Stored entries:

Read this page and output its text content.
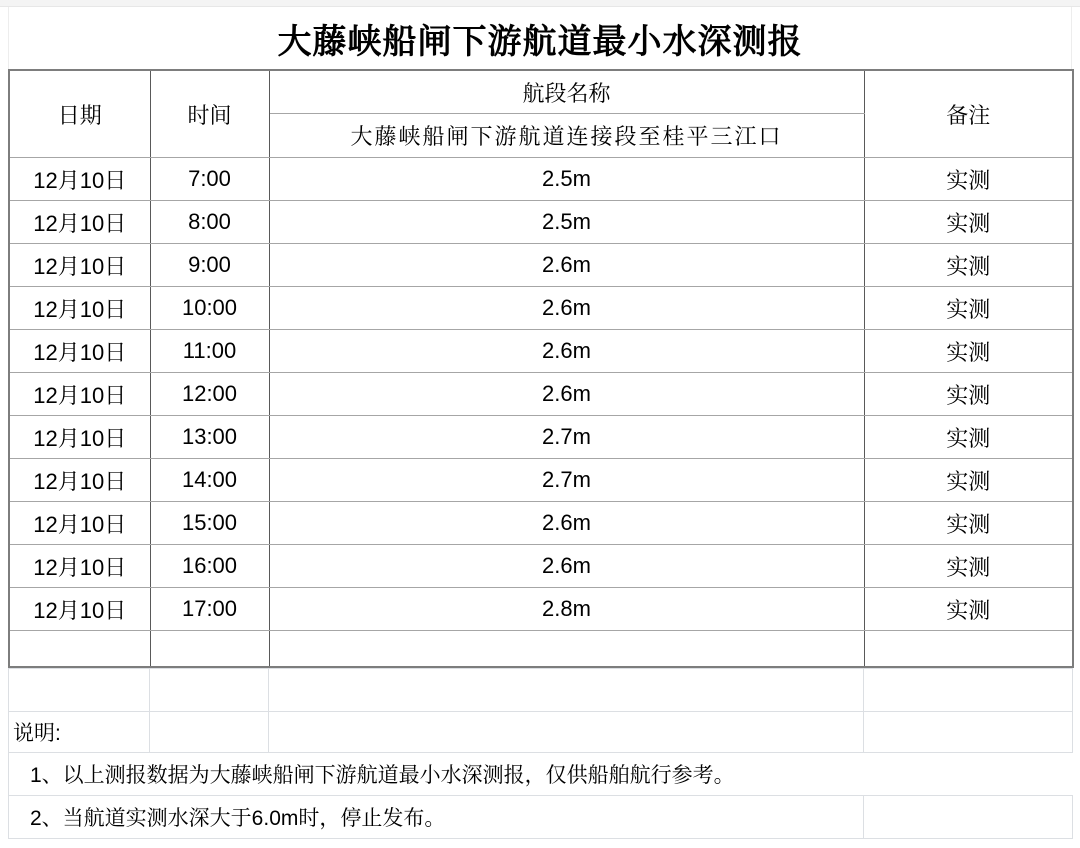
大藤峡船闸下游航道最小水深测报
日期	时间	航段名称	备注
		大藤峡船闸下游航道连接段至桂平三江口	
12月10日	7:00	2.5m	实测
12月10日	8:00	2.5m	实测
12月10日	9:00	2.6m	实测
12月10日	10:00	2.6m	实测
12月10日	11:00	2.6m	实测
12月10日	12:00	2.6m	实测
12月10日	13:00	2.7m	实测
12月10日	14:00	2.7m	实测
12月10日	15:00	2.6m	实测
12月10日	16:00	2.6m	实测
12月10日	17:00	2.8m	实测

说明:			
1、以上测报数据为大藤峡船闸下游航道最小水深测报，仅供船舶航行参考。			
2、当航道实测水深大于6.0m时，停止发布。			
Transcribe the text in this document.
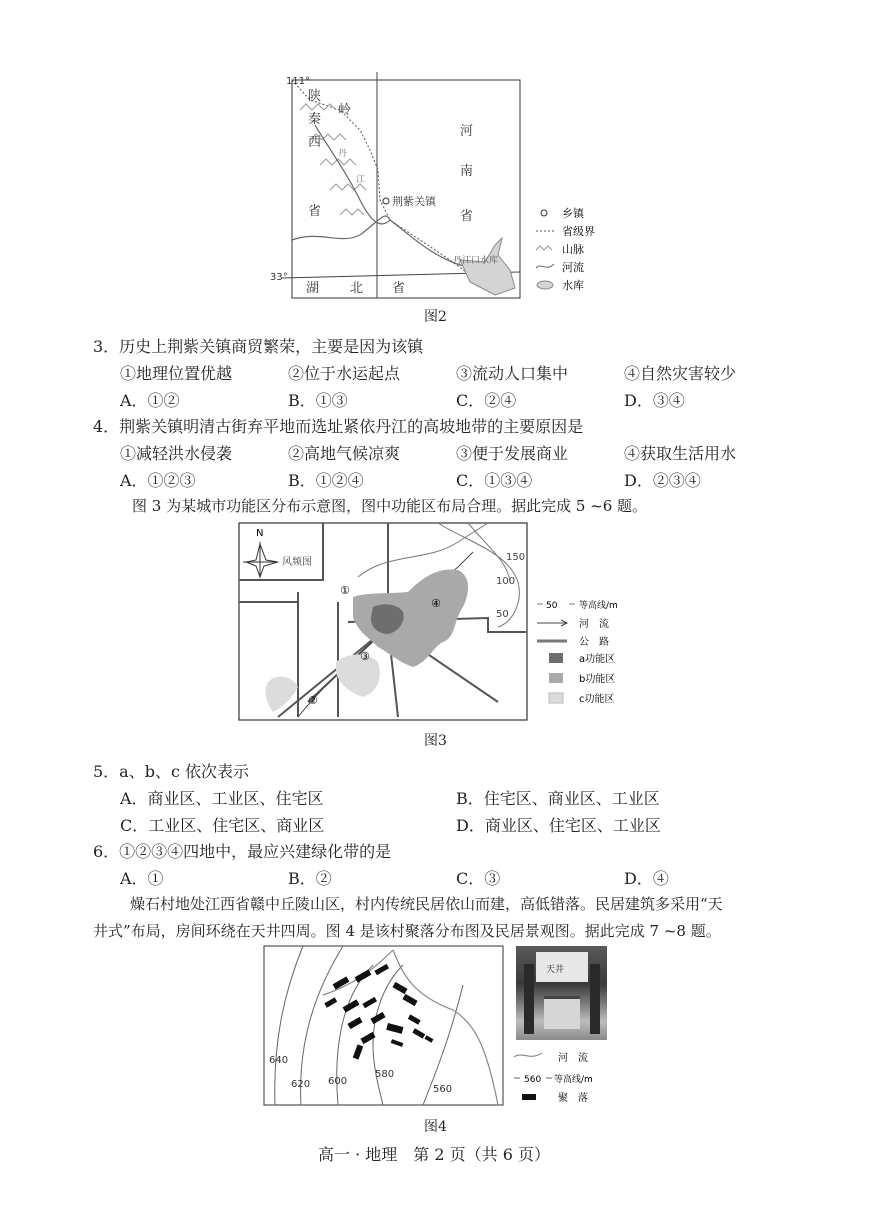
111°
33°
陕
秦
西
岭
省
河
南
省
湖 北 省
丹
江
荆紫关镇
丹江口水库
乡镇
省级界
山脉
河流
水库
图2
3．历史上荆紫关镇商贸繁荣，主要是因为该镇
①地理位置优越	②位于水运起点	③流动人口集中	④自然灾害较少
A．①②	B．①③	C．②④	D．③④
4．荆紫关镇明清古街弃平地而选址紧依丹江的高坡地带的主要原因是
①减轻洪水侵袭	②高地气候凉爽	③便于发展商业	④获取生活用水
A．①②③	B．①②④	C．①③④	D．②③④
图 3 为某城市功能区分布示意图，图中功能区布局合理。据此完成 5 ~6 题。
N
风频图	150
100
50
①
②
③
④	50 等高线/m
河　流
公　路
a功能区
b功能区
c功能区
图3
5．a、b、c 依次表示
A．商业区、工业区、住宅区	B．住宅区、商业区、工业区
C．工业区、住宅区、商业区	D．商业区、住宅区、工业区
6．①②③④四地中，最应兴建绿化带的是
A．①	B．②	C．③	D．④
燥石村地处江西省赣中丘陵山区，村内传统民居依山而建，高低错落。民居建筑多采用“天
井式”布局，房间环绕在天井四周。图 4 是该村聚落分布图及民居景观图。据此完成 7 ~8 题。
640
620 600
580
560
天井
河　流
560 等高线/m
聚　落
图4
高一 · 地理　第 2 页（共 6 页）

■ **Goal**
Leave out the pictures and copy the rest of the material above exactly.

■ **Full output**
Read this page and output its text content.
大藤峡船闸下游航道最小水深测报
日期	时间	航段名称	备注
		大藤峡船闸下游航道连接段至桂平三江口	
12月10日	7:00	2.5m	实测
12月10日	8:00	2.5m	实测
12月10日	9:00	2.6m	实测
12月10日	10:00	2.6m	实测
12月10日	11:00	2.6m	实测
12月10日	12:00	2.6m	实测
12月10日	13:00	2.7m	实测
12月10日	14:00	2.7m	实测
12月10日	15:00	2.6m	实测
12月10日	16:00	2.6m	实测
12月10日	17:00	2.8m	实测

说明:			
1、以上测报数据为大藤峡船闸下游航道最小水深测报，仅供船舶航行参考。			
2、当航道实测水深大于6.0m时，停止发布。			
Transcribe the text in this document.
111°
33°
陕
秦
西
岭
省
河
南
省
湖 北 省
丹
江
荆紫关镇
丹江口水库
乡镇
省级界
山脉
河流
水库
图2
3．历史上荆紫关镇商贸繁荣，主要是因为该镇
①地理位置优越	②位于水运起点	③流动人口集中	④自然灾害较少
A．①②	B．①③	C．②④	D．③④
4．荆紫关镇明清古街弃平地而选址紧依丹江的高坡地带的主要原因是
①减轻洪水侵袭	②高地气候凉爽	③便于发展商业	④获取生活用水
A．①②③	B．①②④	C．①③④	D．②③④
图 3 为某城市功能区分布示意图，图中功能区布局合理。据此完成 5 ~6 题。
N
风频图	150
100
50
①
②
③
④	50 等高线/m
河　流
公　路
a功能区
b功能区
c功能区
图3
5．a、b、c 依次表示
A．商业区、工业区、住宅区	B．住宅区、商业区、工业区
C．工业区、住宅区、商业区	D．商业区、住宅区、工业区
6．①②③④四地中，最应兴建绿化带的是
A．①	B．②	C．③	D．④
燥石村地处江西省赣中丘陵山区，村内传统民居依山而建，高低错落。民居建筑多采用“天
井式”布局，房间环绕在天井四周。图 4 是该村聚落分布图及民居景观图。据此完成 7 ~8 题。
640
620 600
580
560
天井
河　流
560 等高线/m
聚　落
图4
高一 · 地理　第 2 页（共 6 页）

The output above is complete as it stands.